Records from a dataset:
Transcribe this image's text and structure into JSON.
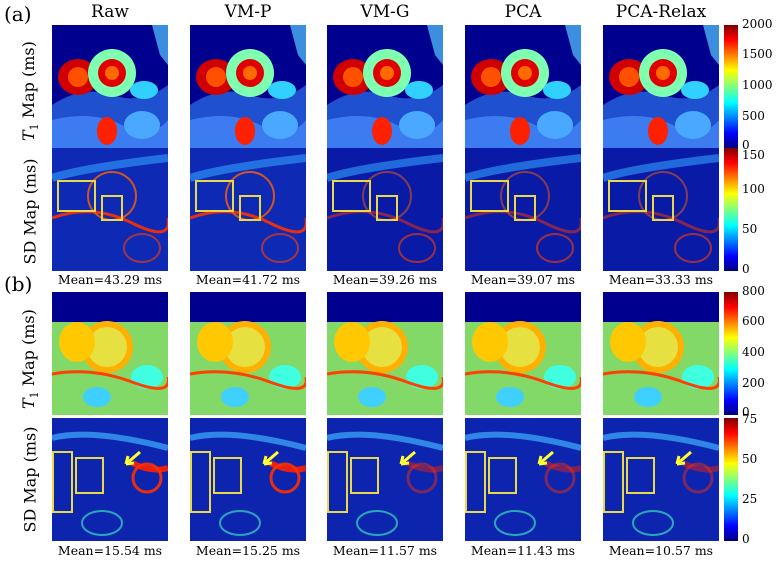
{
  "panels": {
    "a": {
      "label": "(a)",
      "row1_label_pre": "",
      "row1_label_var": "T",
      "row1_label_sub": "1",
      "row1_label_post": " Map (ms)",
      "row2_label": "SD Map (ms)",
      "means": [
        "Mean=43.29 ms",
        "Mean=41.72 ms",
        "Mean=39.26 ms",
        "Mean=39.07 ms",
        "Mean=33.33 ms"
      ],
      "colorbar1_ticks": [
        "2000",
        "1500",
        "1000",
        "500",
        "0"
      ],
      "colorbar2_ticks": [
        "150",
        "100",
        "50",
        "0"
      ]
    },
    "b": {
      "label": "(b)",
      "row1_label_var": "T",
      "row1_label_sub": "1",
      "row1_label_post": " Map (ms)",
      "row2_label": "SD Map (ms)",
      "means": [
        "Mean=15.54 ms",
        "Mean=15.25 ms",
        "Mean=11.57 ms",
        "Mean=11.43 ms",
        "Mean=10.57 ms"
      ],
      "colorbar1_ticks": [
        "800",
        "600",
        "400",
        "200",
        "0"
      ],
      "colorbar2_ticks": [
        "75",
        "50",
        "25",
        "0"
      ]
    }
  },
  "columns": [
    "Raw",
    "VM-P",
    "VM-G",
    "PCA",
    "PCA-Relax"
  ],
  "colors": {
    "jet_low": "#00007f",
    "jet_mid": "#7fff7f",
    "jet_high": "#7f0000",
    "roi_box": "#e8d84a",
    "arrow": "#ffff33"
  }
}
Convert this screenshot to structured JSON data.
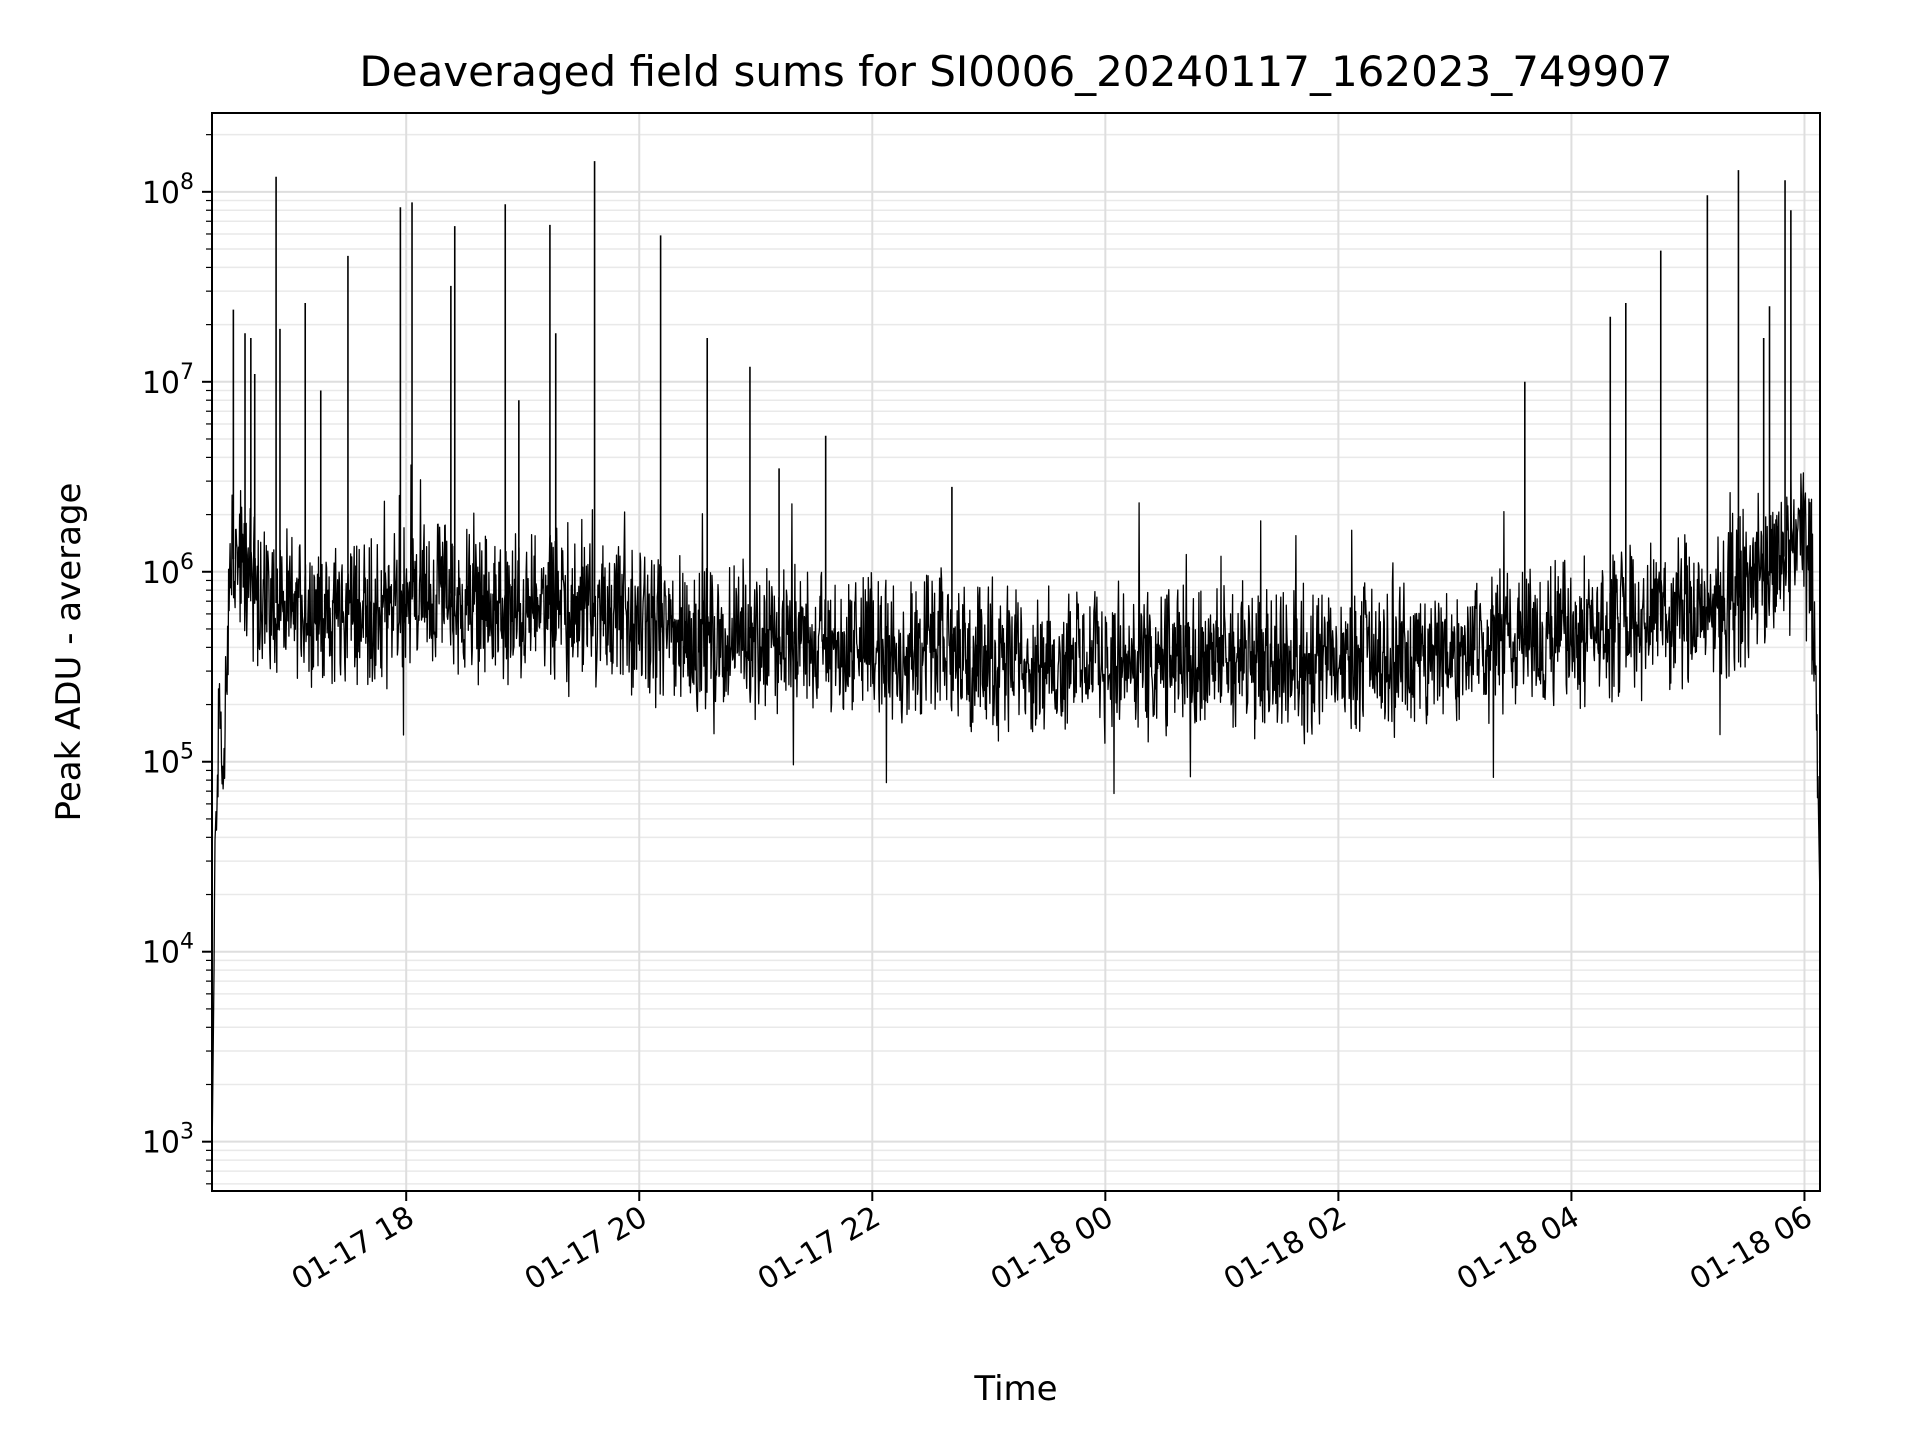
{
  "chart_data": {
    "type": "line",
    "title": "Deaveraged field sums for SI0006_20240117_162023_749907",
    "xlabel": "Time",
    "ylabel": "Peak ADU - average",
    "yscale": "log",
    "ylim": [
      550,
      260000000
    ],
    "xlim": [
      "2024-01-17 16:20",
      "2024-01-18 06:08"
    ],
    "x_ticks": [
      {
        "t": "2024-01-17 18:00",
        "label": "01-17 18"
      },
      {
        "t": "2024-01-17 20:00",
        "label": "01-17 20"
      },
      {
        "t": "2024-01-17 22:00",
        "label": "01-17 22"
      },
      {
        "t": "2024-01-18 00:00",
        "label": "01-18 00"
      },
      {
        "t": "2024-01-18 02:00",
        "label": "01-18 02"
      },
      {
        "t": "2024-01-18 04:00",
        "label": "01-18 04"
      },
      {
        "t": "2024-01-18 06:00",
        "label": "01-18 06"
      }
    ],
    "y_ticks": [
      {
        "value": 1000,
        "base": "10",
        "exp": "3"
      },
      {
        "value": 10000,
        "base": "10",
        "exp": "4"
      },
      {
        "value": 100000,
        "base": "10",
        "exp": "5"
      },
      {
        "value": 1000000,
        "base": "10",
        "exp": "6"
      },
      {
        "value": 10000000,
        "base": "10",
        "exp": "7"
      },
      {
        "value": 100000000,
        "base": "10",
        "exp": "8"
      }
    ],
    "grid": true,
    "minor_grid": true,
    "legend": "none",
    "line_color": "#000000",
    "series": [
      {
        "x": [
          "2024-01-17 16:20",
          "2024-01-17 16:22",
          "2024-01-17 16:24",
          "2024-01-17 16:26",
          "2024-01-17 16:28",
          "2024-01-17 16:30",
          "2024-01-17 16:40",
          "2024-01-17 16:50",
          "2024-01-17 17:00",
          "2024-01-17 17:10",
          "2024-01-17 17:20",
          "2024-01-17 17:30",
          "2024-01-17 17:40",
          "2024-01-17 17:50",
          "2024-01-17 18:00",
          "2024-01-17 18:10",
          "2024-01-17 18:20",
          "2024-01-17 18:30",
          "2024-01-17 18:40",
          "2024-01-17 18:50",
          "2024-01-17 19:00",
          "2024-01-17 19:10",
          "2024-01-17 19:20",
          "2024-01-17 19:30",
          "2024-01-17 19:40",
          "2024-01-17 19:50",
          "2024-01-17 20:00",
          "2024-01-17 20:10",
          "2024-01-17 20:20",
          "2024-01-17 20:30",
          "2024-01-17 20:40",
          "2024-01-17 20:50",
          "2024-01-17 21:00",
          "2024-01-17 21:10",
          "2024-01-17 21:20",
          "2024-01-17 21:30",
          "2024-01-17 21:40",
          "2024-01-17 21:50",
          "2024-01-17 22:00",
          "2024-01-17 22:10",
          "2024-01-17 22:20",
          "2024-01-17 22:30",
          "2024-01-17 22:40",
          "2024-01-17 22:50",
          "2024-01-17 23:00",
          "2024-01-17 23:10",
          "2024-01-17 23:20",
          "2024-01-17 23:30",
          "2024-01-17 23:40",
          "2024-01-17 23:50",
          "2024-01-18 00:00",
          "2024-01-18 00:10",
          "2024-01-18 00:20",
          "2024-01-18 00:30",
          "2024-01-18 00:40",
          "2024-01-18 00:50",
          "2024-01-18 01:00",
          "2024-01-18 01:10",
          "2024-01-18 01:20",
          "2024-01-18 01:30",
          "2024-01-18 01:40",
          "2024-01-18 01:50",
          "2024-01-18 02:00",
          "2024-01-18 02:10",
          "2024-01-18 02:20",
          "2024-01-18 02:30",
          "2024-01-18 02:40",
          "2024-01-18 02:50",
          "2024-01-18 03:00",
          "2024-01-18 03:10",
          "2024-01-18 03:20",
          "2024-01-18 03:30",
          "2024-01-18 03:40",
          "2024-01-18 03:50",
          "2024-01-18 04:00",
          "2024-01-18 04:10",
          "2024-01-18 04:20",
          "2024-01-18 04:30",
          "2024-01-18 04:40",
          "2024-01-18 04:50",
          "2024-01-18 05:00",
          "2024-01-18 05:10",
          "2024-01-18 05:20",
          "2024-01-18 05:30",
          "2024-01-18 05:40",
          "2024-01-18 05:50",
          "2024-01-18 06:00",
          "2024-01-18 06:04",
          "2024-01-18 06:06",
          "2024-01-18 06:08"
        ],
        "y": [
          800,
          60000,
          200000,
          70000,
          400000,
          1200000,
          900000,
          700000,
          650000,
          600000,
          580000,
          620000,
          650000,
          600000,
          700000,
          750000,
          800000,
          700000,
          650000,
          600000,
          620000,
          650000,
          700000,
          600000,
          650000,
          550000,
          520000,
          480000,
          470000,
          450000,
          460000,
          440000,
          450000,
          430000,
          440000,
          420000,
          410000,
          400000,
          420000,
          390000,
          380000,
          400000,
          380000,
          370000,
          360000,
          350000,
          360000,
          340000,
          350000,
          360000,
          340000,
          350000,
          330000,
          340000,
          350000,
          330000,
          340000,
          350000,
          330000,
          340000,
          320000,
          330000,
          340000,
          330000,
          350000,
          340000,
          360000,
          370000,
          380000,
          400000,
          420000,
          430000,
          440000,
          460000,
          480000,
          500000,
          520000,
          550000,
          560000,
          600000,
          620000,
          650000,
          700000,
          800000,
          900000,
          1200000,
          1500000,
          900000,
          300000,
          18000
        ]
      }
    ],
    "spikes": [
      {
        "t": "2024-01-17 16:31",
        "y": 24000000
      },
      {
        "t": "2024-01-17 16:37",
        "y": 18000000
      },
      {
        "t": "2024-01-17 16:40",
        "y": 17000000
      },
      {
        "t": "2024-01-17 16:42",
        "y": 11000000
      },
      {
        "t": "2024-01-17 16:53",
        "y": 120000000
      },
      {
        "t": "2024-01-17 16:55",
        "y": 19000000
      },
      {
        "t": "2024-01-17 17:08",
        "y": 26000000
      },
      {
        "t": "2024-01-17 17:16",
        "y": 9000000
      },
      {
        "t": "2024-01-17 17:30",
        "y": 46000000
      },
      {
        "t": "2024-01-17 17:57",
        "y": 83000000
      },
      {
        "t": "2024-01-17 18:03",
        "y": 88000000
      },
      {
        "t": "2024-01-17 18:23",
        "y": 32000000
      },
      {
        "t": "2024-01-17 18:25",
        "y": 66000000
      },
      {
        "t": "2024-01-17 18:51",
        "y": 86000000
      },
      {
        "t": "2024-01-17 18:58",
        "y": 8000000
      },
      {
        "t": "2024-01-17 19:14",
        "y": 67000000
      },
      {
        "t": "2024-01-17 19:17",
        "y": 18000000
      },
      {
        "t": "2024-01-17 19:37",
        "y": 145000000
      },
      {
        "t": "2024-01-17 20:11",
        "y": 59000000
      },
      {
        "t": "2024-01-17 20:35",
        "y": 17000000
      },
      {
        "t": "2024-01-17 20:57",
        "y": 12000000
      },
      {
        "t": "2024-01-17 21:12",
        "y": 3500000
      },
      {
        "t": "2024-01-17 21:36",
        "y": 5200000
      },
      {
        "t": "2024-01-17 22:41",
        "y": 2800000
      },
      {
        "t": "2024-01-18 03:36",
        "y": 10000000
      },
      {
        "t": "2024-01-18 04:20",
        "y": 22000000
      },
      {
        "t": "2024-01-18 04:28",
        "y": 26000000
      },
      {
        "t": "2024-01-18 04:46",
        "y": 49000000
      },
      {
        "t": "2024-01-18 05:10",
        "y": 96000000
      },
      {
        "t": "2024-01-18 05:26",
        "y": 130000000
      },
      {
        "t": "2024-01-18 05:39",
        "y": 17000000
      },
      {
        "t": "2024-01-18 05:42",
        "y": 25000000
      },
      {
        "t": "2024-01-18 05:50",
        "y": 115000000
      },
      {
        "t": "2024-01-18 05:53",
        "y": 80000000
      }
    ]
  }
}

Task directions:
The word "this" may appear on some lines. Report how many lines hold it, giving the number alone.

Solution:
2